**EXERCISE:**
Convert every row below into a numbered list, skipping any blank lines and leaving out the pictures.
#### GIVEN RECORDS ####
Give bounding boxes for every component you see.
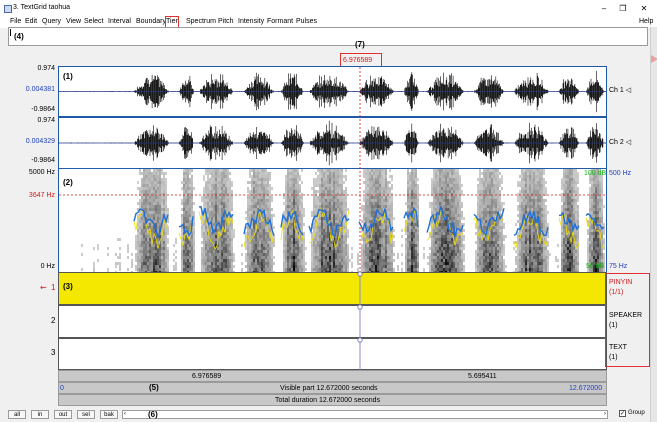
visible-end: 12.672000 [569,385,603,392]
annotation-6: (6) [148,410,158,419]
zoom-back-button[interactable]: bak [100,410,118,419]
visible-start: 0 [60,385,64,392]
zoom-out-button[interactable]: out [54,410,72,419]
left-duration: 6.976589 [192,373,222,380]
total-duration-bar[interactable]: Total duration 12.672000 seconds [58,394,607,406]
cursor-overlay [59,67,606,370]
scroll-left-icon[interactable]: ‹ [124,411,126,417]
interval-duration-bar[interactable]: 6.976589 5.695411 [58,370,607,382]
horizontal-scrollbar[interactable]: ‹ › [122,410,608,419]
visible-part-label: Visible part 12.672000 seconds [280,385,378,392]
visible-part-bar[interactable]: 0 Visible part 12.672000 seconds 12.6720… [58,382,607,394]
zoom-selection-button[interactable]: sel [77,410,95,419]
group-checkbox[interactable]: ✓ [619,410,626,417]
right-duration: 5.695411 [468,373,497,380]
annotation-5: (5) [149,383,159,392]
zoom-all-button[interactable]: all [8,410,26,419]
boundary-handle-2 [357,304,363,310]
total-duration-label: Total duration 12.672000 seconds [275,397,381,404]
boundary-handle-1 [357,271,363,277]
group-label: Group [628,410,645,416]
zoom-in-button[interactable]: in [31,410,49,419]
scroll-right-icon[interactable]: › [604,411,606,417]
boundary-handle-3 [357,337,363,343]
####
**THE ANSWER:**
1. Give bounding boxes for every component you see.
2. visible-end: 12.672000 [569,385,603,392]
3. annotation-6: (6) [148,410,158,419]
4. zoom-back-button[interactable]: bak [100,410,118,419]
5. visible-start: 0 [60,385,64,392]
6. zoom-out-button[interactable]: out [54,410,72,419]
7. left-duration: 6.976589 [192,373,222,380]
8. total-duration-bar[interactable]: Total duration 12.672000 seconds [58,394,607,406]
9. cursor-overlay [59,67,606,370]
10. scroll-left-icon[interactable]: ‹ [124,411,126,417]
11. interval-duration-bar[interactable]: 6.976589 5.695411 [58,370,607,382]
12. horizontal-scrollbar[interactable]: ‹ › [122,410,608,419]
13. visible-part-label: Visible part 12.672000 seconds [280,385,378,392]
14. visible-part-bar[interactable]: 0 Visible part 12.672000 seconds 12.6720… [58,382,607,394]
15. zoom-selection-button[interactable]: sel [77,410,95,419]
16. group-checkbox[interactable]: ✓ [619,410,626,417]
17. right-duration: 5.695411 [468,373,497,380]
18. annotation-5: (5) [149,383,159,392]
19. zoom-all-button[interactable]: all [8,410,26,419]
20. boundary-handle-2 [357,304,363,310]
21. total-duration-label: Total duration 12.672000 seconds [275,397,381,404]
22. boundary-handle-1 [357,271,363,277]
23. group-label: Group [628,410,645,416]
24. zoom-in-button[interactable]: in [31,410,49,419]
25. scroll-right-icon[interactable]: › [604,411,606,417]
26. boundary-handle-3 [357,337,363,343]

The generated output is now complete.